REQUEST A – Lay out the rows as a JSON list of strings, one string per line with blank lines omitted, starting at the first line of the rows and going on through the line that contains "minimize-icon [426, 18, 433, 21]".

EXTRACT PROVIDED –
^^^^^^^^^^^^^^^^
LeetCode 3Sum Closest

Given an array S of n integers, find three integers in S such that the sum is closest to a given number, target. Return the sum of the three integers. You may assume that each input would have exactly one solution.

For example, given array S = {-1 2 1 -4}, and target = 1.

The sum that is closest to the target is 2. (-1 + 2 + 1 = 2).

class Solution {
public:
int threeSumClosest(vector<int> &num, int target) {
sort(num.begin(),num.end());
int min = INT_MAX;
int len = num.size();
int sum = 0;
int result = 0;
for(int i=0;i<len-2;i++)
{
int j = i + 1;
int k = len - 1;
while(j<k)
^^^^^^^^^^^^^^^^
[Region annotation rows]
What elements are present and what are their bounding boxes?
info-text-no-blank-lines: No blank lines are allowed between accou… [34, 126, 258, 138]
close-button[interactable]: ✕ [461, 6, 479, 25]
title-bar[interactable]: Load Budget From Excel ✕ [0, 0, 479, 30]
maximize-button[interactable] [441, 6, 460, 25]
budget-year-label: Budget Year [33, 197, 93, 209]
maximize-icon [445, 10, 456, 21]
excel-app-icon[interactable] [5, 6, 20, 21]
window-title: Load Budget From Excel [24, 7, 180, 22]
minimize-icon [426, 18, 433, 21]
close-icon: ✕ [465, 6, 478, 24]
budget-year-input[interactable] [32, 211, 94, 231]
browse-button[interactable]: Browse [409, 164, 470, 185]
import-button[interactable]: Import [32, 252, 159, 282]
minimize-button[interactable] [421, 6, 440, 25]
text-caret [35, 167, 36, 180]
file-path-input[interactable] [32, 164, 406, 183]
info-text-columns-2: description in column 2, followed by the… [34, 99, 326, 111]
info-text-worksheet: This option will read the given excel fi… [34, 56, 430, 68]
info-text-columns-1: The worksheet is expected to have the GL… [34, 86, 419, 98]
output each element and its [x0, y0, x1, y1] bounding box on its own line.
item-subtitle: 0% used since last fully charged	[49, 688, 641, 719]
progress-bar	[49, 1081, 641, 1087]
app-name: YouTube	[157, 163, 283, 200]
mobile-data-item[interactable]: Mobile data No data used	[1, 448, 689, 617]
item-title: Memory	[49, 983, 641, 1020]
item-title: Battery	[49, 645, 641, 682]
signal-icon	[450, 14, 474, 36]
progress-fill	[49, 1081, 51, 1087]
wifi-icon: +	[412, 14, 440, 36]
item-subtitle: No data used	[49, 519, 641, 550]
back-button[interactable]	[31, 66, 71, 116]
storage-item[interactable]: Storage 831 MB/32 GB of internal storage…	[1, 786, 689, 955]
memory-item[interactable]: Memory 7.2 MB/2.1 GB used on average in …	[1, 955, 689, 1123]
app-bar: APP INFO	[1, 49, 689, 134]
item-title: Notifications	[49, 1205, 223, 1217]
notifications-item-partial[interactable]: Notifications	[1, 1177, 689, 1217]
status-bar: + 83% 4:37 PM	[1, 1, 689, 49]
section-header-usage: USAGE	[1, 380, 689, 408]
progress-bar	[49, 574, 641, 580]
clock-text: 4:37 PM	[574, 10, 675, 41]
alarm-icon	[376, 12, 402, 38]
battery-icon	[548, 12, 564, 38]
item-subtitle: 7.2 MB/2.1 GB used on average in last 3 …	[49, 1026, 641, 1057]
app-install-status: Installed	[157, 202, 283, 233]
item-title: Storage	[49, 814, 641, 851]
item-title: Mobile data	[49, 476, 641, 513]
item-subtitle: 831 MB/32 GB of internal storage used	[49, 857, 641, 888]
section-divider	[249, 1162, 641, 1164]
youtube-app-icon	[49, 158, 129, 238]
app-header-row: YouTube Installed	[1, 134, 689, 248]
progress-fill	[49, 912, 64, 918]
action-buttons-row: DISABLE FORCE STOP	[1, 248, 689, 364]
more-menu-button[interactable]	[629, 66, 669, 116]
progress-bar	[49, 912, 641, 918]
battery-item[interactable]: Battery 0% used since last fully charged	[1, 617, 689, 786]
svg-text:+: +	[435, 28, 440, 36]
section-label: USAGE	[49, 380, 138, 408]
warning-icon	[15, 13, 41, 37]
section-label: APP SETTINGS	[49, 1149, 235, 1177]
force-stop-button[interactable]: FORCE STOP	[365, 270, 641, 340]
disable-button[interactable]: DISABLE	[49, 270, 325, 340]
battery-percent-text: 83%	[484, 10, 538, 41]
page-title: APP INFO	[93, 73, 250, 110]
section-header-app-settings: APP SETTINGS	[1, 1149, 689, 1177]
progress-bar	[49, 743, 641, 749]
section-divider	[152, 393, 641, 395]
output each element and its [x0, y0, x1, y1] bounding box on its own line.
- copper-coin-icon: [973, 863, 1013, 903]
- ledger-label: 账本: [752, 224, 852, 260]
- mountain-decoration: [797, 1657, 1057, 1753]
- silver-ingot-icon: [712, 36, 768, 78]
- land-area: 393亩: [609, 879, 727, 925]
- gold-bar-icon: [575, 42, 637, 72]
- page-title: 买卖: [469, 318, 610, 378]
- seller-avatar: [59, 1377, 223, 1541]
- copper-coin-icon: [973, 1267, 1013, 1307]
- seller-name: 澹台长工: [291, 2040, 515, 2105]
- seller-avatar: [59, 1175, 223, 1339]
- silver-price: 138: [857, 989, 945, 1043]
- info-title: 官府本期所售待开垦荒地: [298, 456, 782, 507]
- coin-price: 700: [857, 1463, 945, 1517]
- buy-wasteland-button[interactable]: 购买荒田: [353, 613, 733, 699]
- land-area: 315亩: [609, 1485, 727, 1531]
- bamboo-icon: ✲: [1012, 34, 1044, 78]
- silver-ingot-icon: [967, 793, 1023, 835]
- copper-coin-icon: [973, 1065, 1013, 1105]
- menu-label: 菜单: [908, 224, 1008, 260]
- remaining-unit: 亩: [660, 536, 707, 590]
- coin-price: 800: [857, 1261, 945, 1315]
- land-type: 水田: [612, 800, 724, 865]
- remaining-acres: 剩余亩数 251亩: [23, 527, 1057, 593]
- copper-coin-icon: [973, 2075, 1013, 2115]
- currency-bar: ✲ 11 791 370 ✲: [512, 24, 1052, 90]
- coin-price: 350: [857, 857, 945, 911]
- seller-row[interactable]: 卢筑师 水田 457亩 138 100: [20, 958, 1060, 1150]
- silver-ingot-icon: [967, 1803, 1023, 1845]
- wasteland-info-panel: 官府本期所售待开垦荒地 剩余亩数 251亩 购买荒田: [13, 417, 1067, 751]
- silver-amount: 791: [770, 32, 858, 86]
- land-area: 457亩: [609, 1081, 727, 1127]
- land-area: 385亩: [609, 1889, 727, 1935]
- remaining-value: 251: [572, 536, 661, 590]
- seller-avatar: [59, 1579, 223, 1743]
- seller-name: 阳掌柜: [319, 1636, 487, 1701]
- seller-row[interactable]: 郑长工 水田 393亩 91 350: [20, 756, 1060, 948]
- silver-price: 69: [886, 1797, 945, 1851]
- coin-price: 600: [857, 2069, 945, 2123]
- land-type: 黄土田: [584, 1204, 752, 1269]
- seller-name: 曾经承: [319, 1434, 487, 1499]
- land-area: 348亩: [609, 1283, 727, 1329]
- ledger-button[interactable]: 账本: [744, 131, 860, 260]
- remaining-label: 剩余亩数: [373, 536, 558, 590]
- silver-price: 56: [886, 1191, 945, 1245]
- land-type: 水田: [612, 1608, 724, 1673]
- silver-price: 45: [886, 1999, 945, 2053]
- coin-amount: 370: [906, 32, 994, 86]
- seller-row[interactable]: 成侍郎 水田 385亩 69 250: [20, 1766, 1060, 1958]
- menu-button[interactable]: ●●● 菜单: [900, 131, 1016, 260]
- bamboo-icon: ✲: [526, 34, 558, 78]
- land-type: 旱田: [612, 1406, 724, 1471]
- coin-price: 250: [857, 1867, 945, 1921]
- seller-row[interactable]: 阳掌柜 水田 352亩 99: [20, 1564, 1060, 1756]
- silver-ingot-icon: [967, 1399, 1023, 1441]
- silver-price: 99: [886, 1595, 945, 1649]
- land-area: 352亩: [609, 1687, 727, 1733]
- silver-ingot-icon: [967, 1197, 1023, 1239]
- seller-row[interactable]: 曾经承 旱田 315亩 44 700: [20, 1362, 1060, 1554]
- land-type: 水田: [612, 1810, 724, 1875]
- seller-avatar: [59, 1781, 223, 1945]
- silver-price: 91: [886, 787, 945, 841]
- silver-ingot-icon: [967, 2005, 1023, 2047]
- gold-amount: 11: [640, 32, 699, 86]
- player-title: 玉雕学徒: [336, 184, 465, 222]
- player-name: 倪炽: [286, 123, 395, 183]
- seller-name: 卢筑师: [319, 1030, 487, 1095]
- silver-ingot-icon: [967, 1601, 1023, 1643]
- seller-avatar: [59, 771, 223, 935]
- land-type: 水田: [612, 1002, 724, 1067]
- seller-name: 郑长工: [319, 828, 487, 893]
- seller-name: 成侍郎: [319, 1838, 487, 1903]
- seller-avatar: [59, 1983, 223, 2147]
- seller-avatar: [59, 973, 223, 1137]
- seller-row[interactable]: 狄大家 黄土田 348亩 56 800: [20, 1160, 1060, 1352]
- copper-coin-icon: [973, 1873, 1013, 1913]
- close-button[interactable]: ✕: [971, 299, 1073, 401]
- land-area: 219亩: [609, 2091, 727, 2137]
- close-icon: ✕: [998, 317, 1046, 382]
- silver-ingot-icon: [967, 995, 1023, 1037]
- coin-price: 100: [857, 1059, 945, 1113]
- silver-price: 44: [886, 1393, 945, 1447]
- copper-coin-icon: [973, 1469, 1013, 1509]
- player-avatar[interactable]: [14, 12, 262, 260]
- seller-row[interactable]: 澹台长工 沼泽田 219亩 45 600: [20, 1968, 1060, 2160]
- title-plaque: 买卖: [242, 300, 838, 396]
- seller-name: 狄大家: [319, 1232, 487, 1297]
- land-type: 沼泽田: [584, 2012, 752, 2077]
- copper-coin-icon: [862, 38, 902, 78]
^^^^^^^^^^^^^^^^
REQUEST B – Proceed with the 3Sum Closest write-up from the last line shown.

EXERCISE RESPONSE A –
[
  "What elements are present and what are their bounding boxes?",
  "info-text-no-blank-lines: No blank lines are allowed between accou… [34, 126, 258, 138]",
  "close-button[interactable]: ✕ [461, 6, 479, 25]",
  "title-bar[interactable]: Load Budget From Excel ✕ [0, 0, 479, 30]",
  "maximize-button[interactable] [441, 6, 460, 25]",
  "budget-year-label: Budget Year [33, 197, 93, 209]",
  "maximize-icon [445, 10, 456, 21]",
  "excel-app-icon[interactable] [5, 6, 20, 21]",
  "window-title: Load Budget From Excel [24, 7, 180, 22]",
  "minimize-icon [426, 18, 433, 21]"
]

EXERCISE RESPONSE B –
{
sum = num[i] + num[j] + num[k];
if(abs(sum-target) < min)
{
min = abs(sum - target);
result = num[i] + num[j] + num[k];
}
if(sum < target)j++;
if(sum > target)k--;
if(sum == target)
return result;
}
}
return result;
}
};

解题思路：最直观的想法，三次循环，时间复杂度o(n^3),显然不能接受。

　　　　想到剪枝，在2次循环时，有很多情况是不必要走的，即如果得知num[i] + num[j] + num[k] > target的情况下，表明num[i] + num[m] + num[k] > target，其中m > j，同理还有小于的情况，于是复杂度可以降为o(n^2)